* **STATED TASK**:
Output each entry verbatim and exclude every picture from it.

* **SOURCE DATA**:
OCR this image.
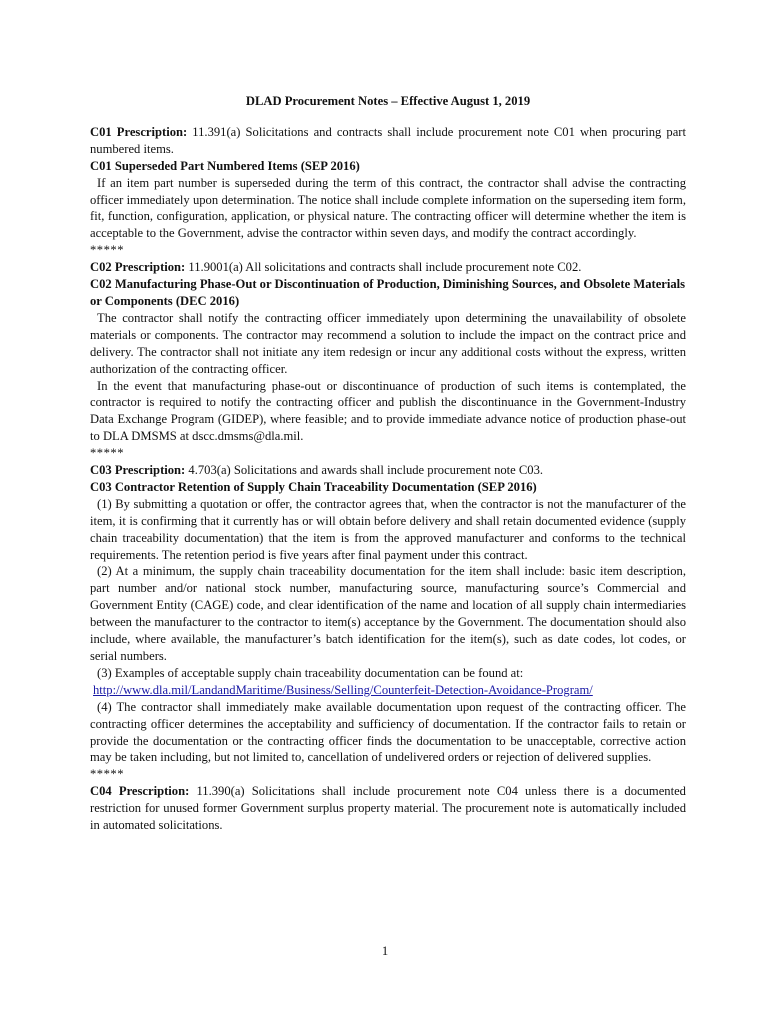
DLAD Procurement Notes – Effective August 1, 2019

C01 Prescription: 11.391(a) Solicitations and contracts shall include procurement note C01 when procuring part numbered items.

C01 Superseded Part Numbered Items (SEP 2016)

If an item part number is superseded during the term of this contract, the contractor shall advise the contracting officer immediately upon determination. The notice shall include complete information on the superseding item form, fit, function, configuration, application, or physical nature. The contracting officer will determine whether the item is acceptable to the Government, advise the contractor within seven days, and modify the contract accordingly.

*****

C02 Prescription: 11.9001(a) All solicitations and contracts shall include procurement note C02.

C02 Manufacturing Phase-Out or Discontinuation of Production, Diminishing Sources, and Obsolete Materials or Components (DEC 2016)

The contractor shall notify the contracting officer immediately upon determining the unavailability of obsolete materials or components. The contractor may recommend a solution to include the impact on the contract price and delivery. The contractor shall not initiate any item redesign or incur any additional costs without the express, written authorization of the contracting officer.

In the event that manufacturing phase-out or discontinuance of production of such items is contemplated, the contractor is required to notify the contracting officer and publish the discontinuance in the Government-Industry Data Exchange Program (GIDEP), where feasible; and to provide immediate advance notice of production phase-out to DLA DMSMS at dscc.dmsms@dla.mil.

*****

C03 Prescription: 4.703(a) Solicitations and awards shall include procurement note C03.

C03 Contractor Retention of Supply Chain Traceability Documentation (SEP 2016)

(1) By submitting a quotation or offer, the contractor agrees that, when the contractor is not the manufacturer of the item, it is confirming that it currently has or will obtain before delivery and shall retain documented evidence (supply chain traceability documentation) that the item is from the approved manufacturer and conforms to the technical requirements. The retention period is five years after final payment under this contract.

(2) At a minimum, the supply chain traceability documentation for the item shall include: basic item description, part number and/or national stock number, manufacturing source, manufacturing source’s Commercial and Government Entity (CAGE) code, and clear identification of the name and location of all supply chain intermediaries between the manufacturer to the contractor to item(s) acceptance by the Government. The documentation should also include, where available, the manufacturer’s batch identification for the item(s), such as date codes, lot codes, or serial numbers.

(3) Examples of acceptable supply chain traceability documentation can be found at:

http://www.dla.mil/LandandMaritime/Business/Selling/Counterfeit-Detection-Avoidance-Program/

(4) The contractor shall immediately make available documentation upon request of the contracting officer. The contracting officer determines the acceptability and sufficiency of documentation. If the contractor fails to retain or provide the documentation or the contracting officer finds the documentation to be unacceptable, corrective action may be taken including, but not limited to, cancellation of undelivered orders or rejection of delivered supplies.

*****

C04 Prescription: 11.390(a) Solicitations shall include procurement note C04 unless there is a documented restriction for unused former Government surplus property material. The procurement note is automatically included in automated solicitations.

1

* **EXERCISE RESULT**:
OCR this image.
DLAD Procurement Notes – Effective August 1, 2019

C01 Prescription: 11.391(a) Solicitations and contracts shall include procurement note C01 when procuring part numbered items.

C01 Superseded Part Numbered Items (SEP 2016)

If an item part number is superseded during the term of this contract, the contractor shall advise the contracting officer immediately upon determination. The notice shall include complete information on the superseding item form, fit, function, configuration, application, or physical nature. The contracting officer will determine whether the item is acceptable to the Government, advise the contractor within seven days, and modify the contract accordingly.

*****

C02 Prescription: 11.9001(a) All solicitations and contracts shall include procurement note C02.

C02 Manufacturing Phase-Out or Discontinuation of Production, Diminishing Sources, and Obsolete Materials or Components (DEC 2016)

The contractor shall notify the contracting officer immediately upon determining the unavailability of obsolete materials or components. The contractor may recommend a solution to include the impact on the contract price and delivery. The contractor shall not initiate any item redesign or incur any additional costs without the express, written authorization of the contracting officer.

In the event that manufacturing phase-out or discontinuance of production of such items is contemplated, the contractor is required to notify the contracting officer and publish the discontinuance in the Government-Industry Data Exchange Program (GIDEP), where feasible; and to provide immediate advance notice of production phase-out to DLA DMSMS at dscc.dmsms@dla.mil.

*****

C03 Prescription: 4.703(a) Solicitations and awards shall include procurement note C03.

C03 Contractor Retention of Supply Chain Traceability Documentation (SEP 2016)

(1) By submitting a quotation or offer, the contractor agrees that, when the contractor is not the manufacturer of the item, it is confirming that it currently has or will obtain before delivery and shall retain documented evidence (supply chain traceability documentation) that the item is from the approved manufacturer and conforms to the technical requirements. The retention period is five years after final payment under this contract.

(2) At a minimum, the supply chain traceability documentation for the item shall include: basic item description, part number and/or national stock number, manufacturing source, manufacturing source’s Commercial and Government Entity (CAGE) code, and clear identification of the name and location of all supply chain intermediaries between the manufacturer to the contractor to item(s) acceptance by the Government. The documentation should also include, where available, the manufacturer’s batch identification for the item(s), such as date codes, lot codes, or serial numbers.

(3) Examples of acceptable supply chain traceability documentation can be found at:

http://www.dla.mil/LandandMaritime/Business/Selling/Counterfeit-Detection-Avoidance-Program/

(4) The contractor shall immediately make available documentation upon request of the contracting officer. The contracting officer determines the acceptability and sufficiency of documentation. If the contractor fails to retain or provide the documentation or the contracting officer finds the documentation to be unacceptable, corrective action may be taken including, but not limited to, cancellation of undelivered orders or rejection of delivered supplies.

*****

C04 Prescription: 11.390(a) Solicitations shall include procurement note C04 unless there is a documented restriction for unused former Government surplus property material. The procurement note is automatically included in automated solicitations.

1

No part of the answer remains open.